- _Required action_
Please continue the passage about older siblings letting their younger siblings grow up, picking up right after its last sentence.

- _Passage to read_
• • •

2.) We must let them grow!
I think this would probably be the hardest of all: letting them grow into maturity. If you are the oldest, or close to the top of the line, this is one thing that you did not have to wade through as a younger sibling, but it is something you still had to achieve--growing up. Often times, the process of growing into the shoes of adulthood can appear to be rather entertaining from a younger perspective. But when you are the older one, the up and coming younger ones may come across as a little threatening to your own place of prominent position as they grow in maturity. After all, they just might pass you up! (That's scary!) It is only when we recognize that we are a team--put together by God to accomplish a task with the different gifts and abilities that God has given each one of us--that we can learn to accept and receive the growing members of our family as fellow-workers and co-laborers.

• • •

Records taken from a dataset
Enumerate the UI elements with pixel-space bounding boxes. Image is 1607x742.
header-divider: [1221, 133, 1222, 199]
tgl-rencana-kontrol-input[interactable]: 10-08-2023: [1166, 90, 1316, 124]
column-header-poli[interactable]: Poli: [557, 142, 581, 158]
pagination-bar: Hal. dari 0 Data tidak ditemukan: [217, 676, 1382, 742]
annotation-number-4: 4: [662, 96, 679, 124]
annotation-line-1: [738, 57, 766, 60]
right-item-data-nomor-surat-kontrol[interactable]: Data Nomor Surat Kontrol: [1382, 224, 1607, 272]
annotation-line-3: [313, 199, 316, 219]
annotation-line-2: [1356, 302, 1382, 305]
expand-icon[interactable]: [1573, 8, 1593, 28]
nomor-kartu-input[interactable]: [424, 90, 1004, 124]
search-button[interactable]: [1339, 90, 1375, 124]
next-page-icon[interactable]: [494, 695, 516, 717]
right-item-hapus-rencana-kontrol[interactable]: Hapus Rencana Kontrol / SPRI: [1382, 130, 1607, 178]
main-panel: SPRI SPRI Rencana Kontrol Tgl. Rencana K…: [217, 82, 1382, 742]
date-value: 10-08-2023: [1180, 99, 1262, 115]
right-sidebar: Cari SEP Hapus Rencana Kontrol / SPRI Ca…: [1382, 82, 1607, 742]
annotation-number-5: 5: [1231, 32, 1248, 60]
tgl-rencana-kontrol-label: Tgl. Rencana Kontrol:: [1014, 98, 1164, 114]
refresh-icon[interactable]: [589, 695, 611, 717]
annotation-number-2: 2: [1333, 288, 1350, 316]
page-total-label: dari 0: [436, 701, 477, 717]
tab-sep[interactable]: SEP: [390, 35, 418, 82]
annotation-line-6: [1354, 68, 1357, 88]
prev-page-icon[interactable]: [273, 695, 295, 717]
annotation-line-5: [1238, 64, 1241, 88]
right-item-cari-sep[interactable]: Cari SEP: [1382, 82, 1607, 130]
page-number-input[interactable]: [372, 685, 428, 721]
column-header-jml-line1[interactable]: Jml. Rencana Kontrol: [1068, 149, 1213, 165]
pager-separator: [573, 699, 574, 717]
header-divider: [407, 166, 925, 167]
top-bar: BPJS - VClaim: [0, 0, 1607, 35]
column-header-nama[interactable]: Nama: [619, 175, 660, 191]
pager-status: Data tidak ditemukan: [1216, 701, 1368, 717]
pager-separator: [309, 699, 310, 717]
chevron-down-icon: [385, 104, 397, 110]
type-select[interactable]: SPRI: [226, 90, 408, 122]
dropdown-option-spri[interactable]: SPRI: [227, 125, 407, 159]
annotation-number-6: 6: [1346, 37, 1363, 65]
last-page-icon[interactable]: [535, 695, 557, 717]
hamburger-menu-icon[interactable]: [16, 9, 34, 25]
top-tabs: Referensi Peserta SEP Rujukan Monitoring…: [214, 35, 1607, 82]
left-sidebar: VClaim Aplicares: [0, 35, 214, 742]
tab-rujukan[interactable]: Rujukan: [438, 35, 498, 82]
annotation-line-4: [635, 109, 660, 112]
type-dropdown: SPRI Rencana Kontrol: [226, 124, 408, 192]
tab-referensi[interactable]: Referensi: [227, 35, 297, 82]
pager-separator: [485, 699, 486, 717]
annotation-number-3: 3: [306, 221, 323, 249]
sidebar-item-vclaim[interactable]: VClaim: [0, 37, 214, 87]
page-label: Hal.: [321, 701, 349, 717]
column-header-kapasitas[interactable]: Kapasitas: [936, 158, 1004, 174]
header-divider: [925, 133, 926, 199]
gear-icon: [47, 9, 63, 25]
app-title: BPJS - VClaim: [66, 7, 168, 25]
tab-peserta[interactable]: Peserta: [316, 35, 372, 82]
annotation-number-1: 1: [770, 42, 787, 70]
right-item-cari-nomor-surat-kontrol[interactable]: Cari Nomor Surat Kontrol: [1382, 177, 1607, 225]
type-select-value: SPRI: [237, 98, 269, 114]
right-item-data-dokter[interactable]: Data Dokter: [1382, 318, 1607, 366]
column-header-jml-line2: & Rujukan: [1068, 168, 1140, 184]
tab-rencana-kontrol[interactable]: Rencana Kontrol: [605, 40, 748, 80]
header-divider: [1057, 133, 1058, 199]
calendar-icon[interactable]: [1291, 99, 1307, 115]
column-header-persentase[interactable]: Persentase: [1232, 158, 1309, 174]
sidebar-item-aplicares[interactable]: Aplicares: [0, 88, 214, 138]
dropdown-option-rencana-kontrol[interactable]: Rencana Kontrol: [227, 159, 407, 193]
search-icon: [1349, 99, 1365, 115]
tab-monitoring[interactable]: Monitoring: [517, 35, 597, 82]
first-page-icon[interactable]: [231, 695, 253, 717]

• • •

- _Response_
The hard realities and faults of micro-managing:
Sometimes the hardest thing to do is allow our siblings to fail. In desperation to see them succeed, most often we end up harming them more by trying to prevent them from discovering the results of their own decisions. We can encourage, and offer advice, but we must be careful to not take it personally when it is disregarded. If we offer our opinion from personal experience, we must remember that it is not against us if they do not heed it. We must show unconditional love regardless of whether or not our siblings choose what we think they should choose. The goal is to allow them the opportunity of coming to the conclusion, themselves, of what would be the right thing to do. When we consistently pour in our endless bits and pieces of opinions, we decrease their ability to think through decisions and come to wise conclusions on their own, and, ultimately, either turn them into programmed, obedient robots, or repel them off to "cut the apron strings" and find a life. Keep in mind that, most commonly, experience is the best teacher. 

3.) Be Genuine! 
"Don't walk in front of me, I will not follow; 
Don't walk behind me, I will not lead you; 
Just walk beside me and be my friend."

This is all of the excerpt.